Texte du document -

***

Après les dernières déclarations surprenantes de Jonathann Daval, une nouvelle théorie se dessine. Elle mêle jalousie entre beaux-frères et complicité.
AFP

Affaire Alexia Daval : le beau-frère accusé par Jonathann Daval répond 

Les déclarations de Jonathann Daval face au juge le 27 juin dernier ont fait l’effet d’une bombe, que ne sont pas prêts d’oublier Grégory et Stéphanie Gay. Cette dernière n’est autre que la sœur d’Alexia Daval dont le corps a été retrouvé partiellement carbonisé dans un bois des environs de Gray (Haute-Saône) en octobre dernier. Face au magistrat, lors de sa dernière audition, Jonathann Daval mis en examen pour meurtre sur conjoint a accusé son beau-frère d’avoir étranglé sa femme, et le reste de la famille – belle-sœur, beau-frère et parents – d’être complices.

***

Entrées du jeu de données
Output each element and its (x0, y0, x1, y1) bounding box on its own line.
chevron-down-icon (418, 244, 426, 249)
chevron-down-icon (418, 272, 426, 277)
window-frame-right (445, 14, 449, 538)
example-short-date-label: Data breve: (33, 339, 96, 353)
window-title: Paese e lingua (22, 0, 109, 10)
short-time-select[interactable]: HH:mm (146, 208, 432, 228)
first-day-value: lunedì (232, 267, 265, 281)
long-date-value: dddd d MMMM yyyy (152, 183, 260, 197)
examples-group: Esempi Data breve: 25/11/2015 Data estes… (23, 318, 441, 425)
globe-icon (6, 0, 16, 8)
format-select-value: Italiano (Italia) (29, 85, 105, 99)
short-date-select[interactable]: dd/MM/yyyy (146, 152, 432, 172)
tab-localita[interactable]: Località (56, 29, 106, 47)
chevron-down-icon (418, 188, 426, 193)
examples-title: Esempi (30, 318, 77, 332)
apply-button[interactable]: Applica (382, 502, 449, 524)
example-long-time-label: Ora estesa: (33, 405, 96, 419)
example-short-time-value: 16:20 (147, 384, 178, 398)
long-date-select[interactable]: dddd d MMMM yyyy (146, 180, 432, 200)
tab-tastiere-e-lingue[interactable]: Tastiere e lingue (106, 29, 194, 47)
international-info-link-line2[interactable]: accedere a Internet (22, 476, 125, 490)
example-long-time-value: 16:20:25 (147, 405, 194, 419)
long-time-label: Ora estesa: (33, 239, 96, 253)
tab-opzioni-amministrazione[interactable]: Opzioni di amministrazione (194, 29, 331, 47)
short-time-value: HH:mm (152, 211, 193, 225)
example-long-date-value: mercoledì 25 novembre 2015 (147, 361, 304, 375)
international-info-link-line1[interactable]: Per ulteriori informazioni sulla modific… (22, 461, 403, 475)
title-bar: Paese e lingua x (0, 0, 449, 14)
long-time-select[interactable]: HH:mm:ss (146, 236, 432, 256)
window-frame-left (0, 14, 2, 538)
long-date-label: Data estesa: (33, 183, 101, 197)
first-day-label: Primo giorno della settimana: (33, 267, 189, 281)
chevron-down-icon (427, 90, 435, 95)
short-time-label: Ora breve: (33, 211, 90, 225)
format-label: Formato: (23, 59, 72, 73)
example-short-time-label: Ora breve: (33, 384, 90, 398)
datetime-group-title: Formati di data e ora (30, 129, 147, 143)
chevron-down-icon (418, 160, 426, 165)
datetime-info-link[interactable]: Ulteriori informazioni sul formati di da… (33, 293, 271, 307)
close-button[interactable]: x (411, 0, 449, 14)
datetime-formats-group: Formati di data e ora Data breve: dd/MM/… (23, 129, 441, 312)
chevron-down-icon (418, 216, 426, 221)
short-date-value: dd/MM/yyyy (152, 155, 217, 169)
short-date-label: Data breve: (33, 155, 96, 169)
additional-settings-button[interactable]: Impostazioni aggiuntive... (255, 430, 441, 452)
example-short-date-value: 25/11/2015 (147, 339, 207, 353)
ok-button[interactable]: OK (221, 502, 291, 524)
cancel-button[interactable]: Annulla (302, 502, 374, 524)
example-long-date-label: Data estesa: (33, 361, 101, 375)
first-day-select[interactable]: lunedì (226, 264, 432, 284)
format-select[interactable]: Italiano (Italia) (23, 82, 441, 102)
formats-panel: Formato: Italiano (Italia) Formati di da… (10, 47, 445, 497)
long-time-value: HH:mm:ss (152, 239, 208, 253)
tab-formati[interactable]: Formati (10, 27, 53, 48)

***

Vos tâches -
1. Reproduisez à l'identique le passage de l'article sur l'affaire Daval qui va de "Après les dernières" jusqu'à "beaux-frères et complicité." inclus.
2. Relevez tous les prénoms des personnes nommées dans l'article sur l'affaire Daval.
3. Répondez brièvement aux questions suivantes d'après l'article sur l'affaire Daval.
(a) À quelle date Jonathann Daval a-t-il fait ses déclarations face au juge ?
(b) Où le corps d'Alexia Daval a-t-il été retrouvé ?
(c) Pour quel motif Jonathann Daval est-il mis en examen ?

Réponses par numéro -
1.
Après les dernières déclarations surprenantes de Jonathann Daval, une nouvelle théorie se dessine. Elle mêle jalousie entre beaux-frères et complicité.

2. Jonathann, Grégory, Stéphanie, Alexia

3.
(a) Le 27 juin.
(b) Dans un bois des environs de Gray (Haute-Saône).
(c) Pour meurtre sur conjoint.